** begin **
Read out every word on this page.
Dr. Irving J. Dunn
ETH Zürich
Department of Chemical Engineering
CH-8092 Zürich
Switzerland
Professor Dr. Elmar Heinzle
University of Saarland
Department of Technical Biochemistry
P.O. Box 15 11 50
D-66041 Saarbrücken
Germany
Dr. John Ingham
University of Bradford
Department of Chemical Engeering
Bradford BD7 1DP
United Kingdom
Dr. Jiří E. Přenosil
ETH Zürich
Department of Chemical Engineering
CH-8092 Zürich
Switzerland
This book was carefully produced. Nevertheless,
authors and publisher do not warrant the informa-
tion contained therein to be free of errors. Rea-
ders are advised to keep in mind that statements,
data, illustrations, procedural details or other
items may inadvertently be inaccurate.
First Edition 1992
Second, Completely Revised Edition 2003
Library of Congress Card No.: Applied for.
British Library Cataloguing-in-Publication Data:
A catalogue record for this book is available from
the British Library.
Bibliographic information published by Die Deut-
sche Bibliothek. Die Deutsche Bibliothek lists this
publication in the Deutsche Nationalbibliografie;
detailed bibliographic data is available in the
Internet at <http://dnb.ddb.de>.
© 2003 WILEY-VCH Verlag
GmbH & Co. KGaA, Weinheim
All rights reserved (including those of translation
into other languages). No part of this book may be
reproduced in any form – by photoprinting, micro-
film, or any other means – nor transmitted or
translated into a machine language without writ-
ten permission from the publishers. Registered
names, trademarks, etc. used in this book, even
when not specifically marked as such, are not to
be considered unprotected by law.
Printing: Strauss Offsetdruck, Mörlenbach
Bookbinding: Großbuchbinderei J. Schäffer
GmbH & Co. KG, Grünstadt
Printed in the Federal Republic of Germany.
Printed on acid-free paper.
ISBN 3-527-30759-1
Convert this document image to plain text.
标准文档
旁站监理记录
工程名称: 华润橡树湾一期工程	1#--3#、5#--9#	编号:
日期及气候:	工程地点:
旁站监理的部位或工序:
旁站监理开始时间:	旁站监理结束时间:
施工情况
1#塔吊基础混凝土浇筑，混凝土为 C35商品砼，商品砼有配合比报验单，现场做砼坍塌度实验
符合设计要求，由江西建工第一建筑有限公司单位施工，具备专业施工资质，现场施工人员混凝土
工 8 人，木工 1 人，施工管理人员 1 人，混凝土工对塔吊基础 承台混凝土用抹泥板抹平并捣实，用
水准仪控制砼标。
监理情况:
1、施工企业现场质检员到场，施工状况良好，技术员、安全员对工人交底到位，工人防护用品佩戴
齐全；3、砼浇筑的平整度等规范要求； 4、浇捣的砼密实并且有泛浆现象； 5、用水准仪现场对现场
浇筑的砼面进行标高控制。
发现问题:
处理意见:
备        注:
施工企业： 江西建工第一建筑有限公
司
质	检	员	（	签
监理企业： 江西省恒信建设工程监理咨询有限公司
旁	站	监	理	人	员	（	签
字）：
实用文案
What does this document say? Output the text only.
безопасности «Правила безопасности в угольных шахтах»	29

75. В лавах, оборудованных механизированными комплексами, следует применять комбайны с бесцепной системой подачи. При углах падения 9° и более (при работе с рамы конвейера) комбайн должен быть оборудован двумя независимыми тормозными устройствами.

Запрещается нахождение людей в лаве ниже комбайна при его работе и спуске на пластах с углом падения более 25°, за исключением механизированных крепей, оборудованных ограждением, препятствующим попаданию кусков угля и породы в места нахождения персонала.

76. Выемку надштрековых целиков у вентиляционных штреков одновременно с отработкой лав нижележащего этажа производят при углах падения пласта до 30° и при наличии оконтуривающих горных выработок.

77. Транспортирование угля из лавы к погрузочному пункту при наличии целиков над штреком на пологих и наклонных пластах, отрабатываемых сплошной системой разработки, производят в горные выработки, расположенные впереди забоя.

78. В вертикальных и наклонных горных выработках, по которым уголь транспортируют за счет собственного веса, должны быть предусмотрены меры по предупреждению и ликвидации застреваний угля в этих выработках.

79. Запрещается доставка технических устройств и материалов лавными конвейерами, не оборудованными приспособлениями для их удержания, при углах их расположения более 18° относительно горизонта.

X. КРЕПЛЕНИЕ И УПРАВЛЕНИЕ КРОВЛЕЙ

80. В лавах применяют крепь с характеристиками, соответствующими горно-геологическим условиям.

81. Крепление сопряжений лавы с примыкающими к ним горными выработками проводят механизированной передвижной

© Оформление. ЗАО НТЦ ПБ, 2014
** end **
Objective
Write out all the data again, exactly as it appears.

Written response
Read out every word on this page.
Dr. Irving J. Dunn
ETH Zürich
Department of Chemical Engineering
CH-8092 Zürich
Switzerland
Professor Dr. Elmar Heinzle
University of Saarland
Department of Technical Biochemistry
P.O. Box 15 11 50
D-66041 Saarbrücken
Germany
Dr. John Ingham
University of Bradford
Department of Chemical Engeering
Bradford BD7 1DP
United Kingdom
Dr. Jiří E. Přenosil
ETH Zürich
Department of Chemical Engineering
CH-8092 Zürich
Switzerland
This book was carefully produced. Nevertheless,
authors and publisher do not warrant the informa-
tion contained therein to be free of errors. Rea-
ders are advised to keep in mind that statements,
data, illustrations, procedural details or other
items may inadvertently be inaccurate.
First Edition 1992
Second, Completely Revised Edition 2003
Library of Congress Card No.: Applied for.
British Library Cataloguing-in-Publication Data:
A catalogue record for this book is available from
the British Library.
Bibliographic information published by Die Deut-
sche Bibliothek. Die Deutsche Bibliothek lists this
publication in the Deutsche Nationalbibliografie;
detailed bibliographic data is available in the
Internet at <http://dnb.ddb.de>.
© 2003 WILEY-VCH Verlag
GmbH & Co. KGaA, Weinheim
All rights reserved (including those of translation
into other languages). No part of this book may be
reproduced in any form – by photoprinting, micro-
film, or any other means – nor transmitted or
translated into a machine language without writ-
ten permission from the publishers. Registered
names, trademarks, etc. used in this book, even
when not specifically marked as such, are not to
be considered unprotected by law.
Printing: Strauss Offsetdruck, Mörlenbach
Bookbinding: Großbuchbinderei J. Schäffer
GmbH & Co. KG, Grünstadt
Printed in the Federal Republic of Germany.
Printed on acid-free paper.
ISBN 3-527-30759-1
Convert this document image to plain text.
标准文档
旁站监理记录
工程名称: 华润橡树湾一期工程	1#--3#、5#--9#	编号:
日期及气候:	工程地点:
旁站监理的部位或工序:
旁站监理开始时间:	旁站监理结束时间:
施工情况
1#塔吊基础混凝土浇筑，混凝土为 C35商品砼，商品砼有配合比报验单，现场做砼坍塌度实验
符合设计要求，由江西建工第一建筑有限公司单位施工，具备专业施工资质，现场施工人员混凝土
工 8 人，木工 1 人，施工管理人员 1 人，混凝土工对塔吊基础 承台混凝土用抹泥板抹平并捣实，用
水准仪控制砼标。
监理情况:
1、施工企业现场质检员到场，施工状况良好，技术员、安全员对工人交底到位，工人防护用品佩戴
齐全；3、砼浇筑的平整度等规范要求； 4、浇捣的砼密实并且有泛浆现象； 5、用水准仪现场对现场
浇筑的砼面进行标高控制。
发现问题:
处理意见:
备        注:
施工企业： 江西建工第一建筑有限公
司
质	检	员	（	签
监理企业： 江西省恒信建设工程监理咨询有限公司
旁	站	监	理	人	员	（	签
字）：
实用文案
What does this document say? Output the text only.
безопасности «Правила безопасности в угольных шахтах»	29

75. В лавах, оборудованных механизированными комплексами, следует применять комбайны с бесцепной системой подачи. При углах падения 9° и более (при работе с рамы конвейера) комбайн должен быть оборудован двумя независимыми тормозными устройствами.

Запрещается нахождение людей в лаве ниже комбайна при его работе и спуске на пластах с углом падения более 25°, за исключением механизированных крепей, оборудованных ограждением, препятствующим попаданию кусков угля и породы в места нахождения персонала.

76. Выемку надштрековых целиков у вентиляционных штреков одновременно с отработкой лав нижележащего этажа производят при углах падения пласта до 30° и при наличии оконтуривающих горных выработок.

77. Транспортирование угля из лавы к погрузочному пункту при наличии целиков над штреком на пологих и наклонных пластах, отрабатываемых сплошной системой разработки, производят в горные выработки, расположенные впереди забоя.

78. В вертикальных и наклонных горных выработках, по которым уголь транспортируют за счет собственного веса, должны быть предусмотрены меры по предупреждению и ликвидации застреваний угля в этих выработках.

79. Запрещается доставка технических устройств и материалов лавными конвейерами, не оборудованными приспособлениями для их удержания, при углах их расположения более 18° относительно горизонта.

X. КРЕПЛЕНИЕ И УПРАВЛЕНИЕ КРОВЛЕЙ

80. В лавах применяют крепь с характеристиками, соответствующими горно-геологическим условиям.

81. Крепление сопряжений лавы с примыкающими к ним горными выработками проводят механизированной передвижной

© Оформление. ЗАО НТЦ ПБ, 2014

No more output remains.